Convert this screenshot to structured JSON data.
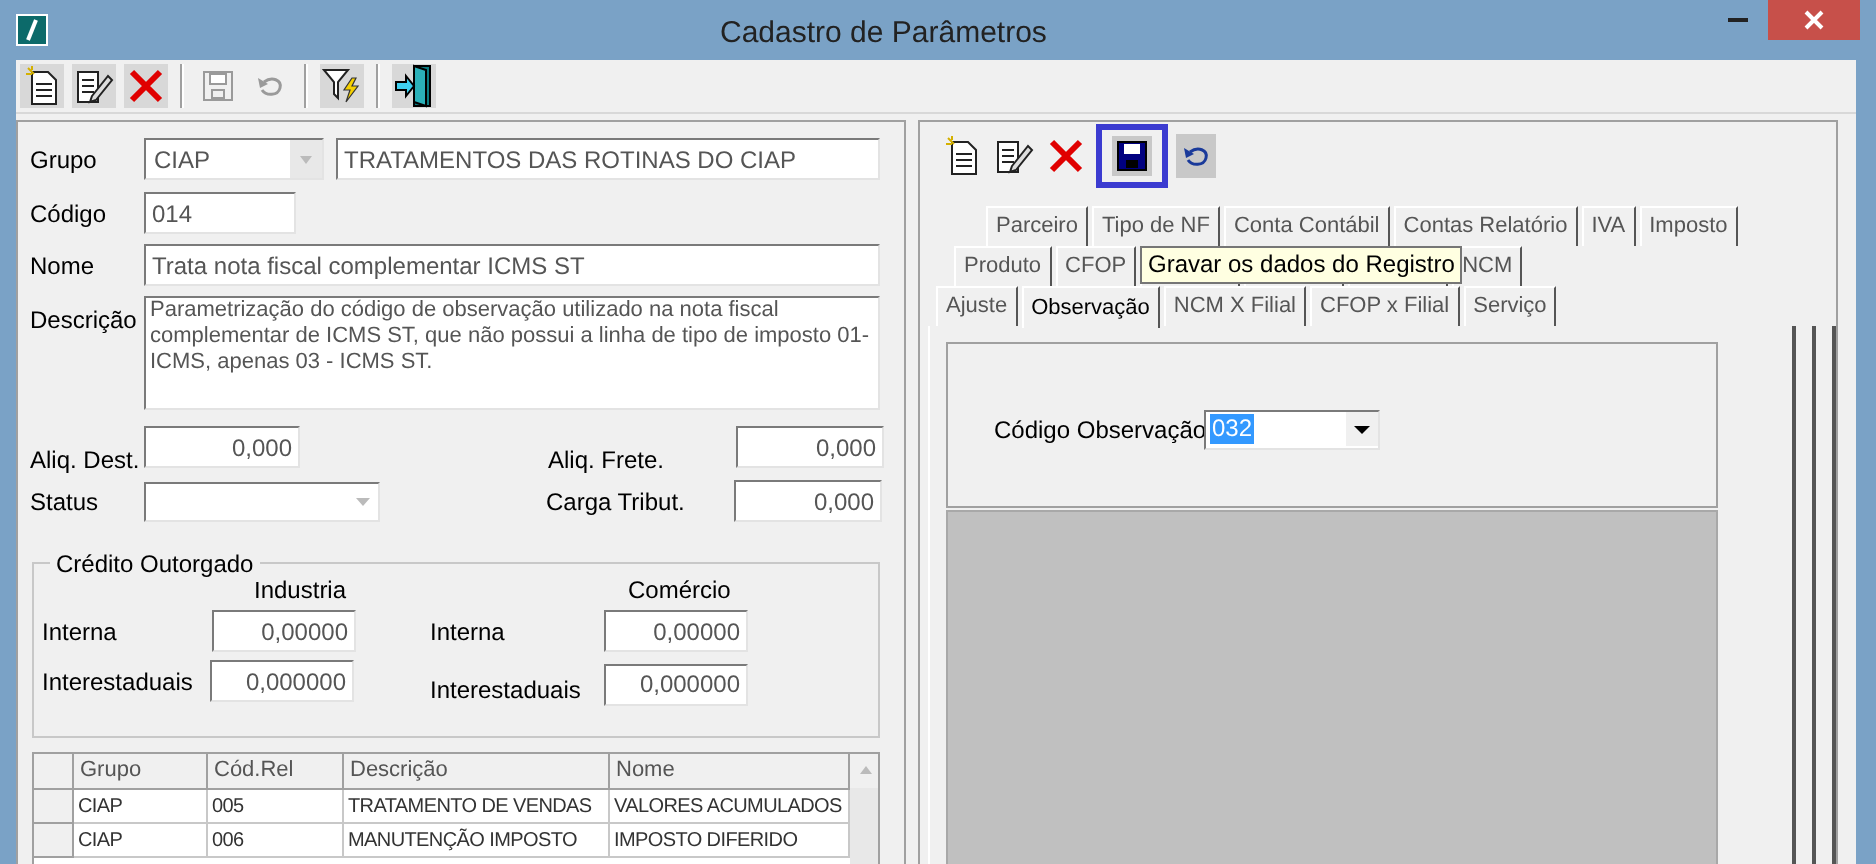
{
  "window": {
    "title": "Cadastro de Parâmetros"
  },
  "toolbar": [
    {
      "kind": "new",
      "disabled": false
    },
    {
      "kind": "edit",
      "disabled": false
    },
    {
      "kind": "delete",
      "disabled": false
    },
    {
      "kind": "save",
      "disabled": true
    },
    {
      "kind": "undo",
      "disabled": true
    },
    {
      "kind": "filter",
      "disabled": false
    },
    {
      "kind": "exit",
      "disabled": false
    }
  ],
  "form": {
    "grupo": {
      "label": "Grupo",
      "value": "CIAP",
      "description": "TRATAMENTOS DAS ROTINAS DO CIAP"
    },
    "codigo": {
      "label": "Código",
      "value": "014"
    },
    "nome": {
      "label": "Nome",
      "value": "Trata nota fiscal complementar ICMS ST"
    },
    "descricao": {
      "label": "Descrição",
      "value": "Parametrização do código de observação utilizado na nota fiscal complementar de ICMS ST, que não possui a linha de tipo de imposto 01-ICMS, apenas 03 - ICMS ST."
    },
    "aliq_dest": {
      "label": "Aliq. Dest.",
      "value": "0,000"
    },
    "aliq_frete": {
      "label": "Aliq. Frete.",
      "value": "0,000"
    },
    "status": {
      "label": "Status"
    },
    "carga_tribut": {
      "label": "Carga Tribut.",
      "value": "0,000"
    }
  },
  "credito_outorgado": {
    "title": "Crédito Outorgado",
    "columns": [
      {
        "heading": "Industria",
        "interna": {
          "label": "Interna",
          "value": "0,00000"
        },
        "interestaduais": {
          "label": "Interestaduais",
          "value": "0,000000"
        }
      },
      {
        "heading": "Comércio",
        "interna": {
          "label": "Interna",
          "value": "0,00000"
        },
        "interestaduais": {
          "label": "Interestaduais",
          "value": "0,000000"
        }
      }
    ]
  },
  "grid": {
    "columns": [
      "Grupo",
      "Cód.Rel",
      "Descrição",
      "Nome"
    ],
    "rows": [
      [
        "CIAP",
        "005",
        "TRATAMENTO DE VENDAS",
        "VALORES ACUMULADOS"
      ],
      [
        "CIAP",
        "006",
        "MANUTENÇÃO IMPOSTO",
        "IMPOSTO DIFERIDO"
      ]
    ]
  },
  "detail_toolbar": [
    {
      "kind": "new",
      "hovered": false
    },
    {
      "kind": "edit",
      "hovered": false
    },
    {
      "kind": "delete",
      "hovered": false
    },
    {
      "kind": "save",
      "hovered": true
    },
    {
      "kind": "undo",
      "hovered": false
    }
  ],
  "tooltip": "Gravar os dados do Registro",
  "tab_rows": [
    [
      {
        "label": "Parceiro",
        "selected": false
      },
      {
        "label": "Tipo de NF",
        "selected": false
      },
      {
        "label": "Conta Contábil",
        "selected": false
      },
      {
        "label": "Contas Relatório",
        "selected": false
      },
      {
        "label": "IVA",
        "selected": false
      },
      {
        "label": "Imposto",
        "selected": false
      }
    ],
    [
      {
        "label": "Produto",
        "selected": false
      },
      {
        "label": "CFOP",
        "selected": false
      },
      {
        "selected": false
      },
      {
        "selected": false
      },
      {
        "selected": false
      },
      {
        "label": "NCM",
        "selected": false
      }
    ],
    [
      {
        "label": "Ajuste",
        "selected": false
      },
      {
        "label": "Observação",
        "selected": true
      },
      {
        "label": "NCM X Filial",
        "selected": false
      },
      {
        "label": "CFOP x Filial",
        "selected": false
      },
      {
        "label": "Serviço",
        "selected": false
      }
    ]
  ],
  "observacao": {
    "label": "Código Observação",
    "value": "032"
  }
}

○ ○ ○ ○ ○ ○ ○

● **Your goal**: Gather every line from the listing above in which "CIAP" appears, and copy those lines.

● **Solution to this problem**:
      "value": "CIAP",
      "description": "TRATAMENTOS DAS ROTINAS DO CIAP"
        "CIAP",
        "CIAP",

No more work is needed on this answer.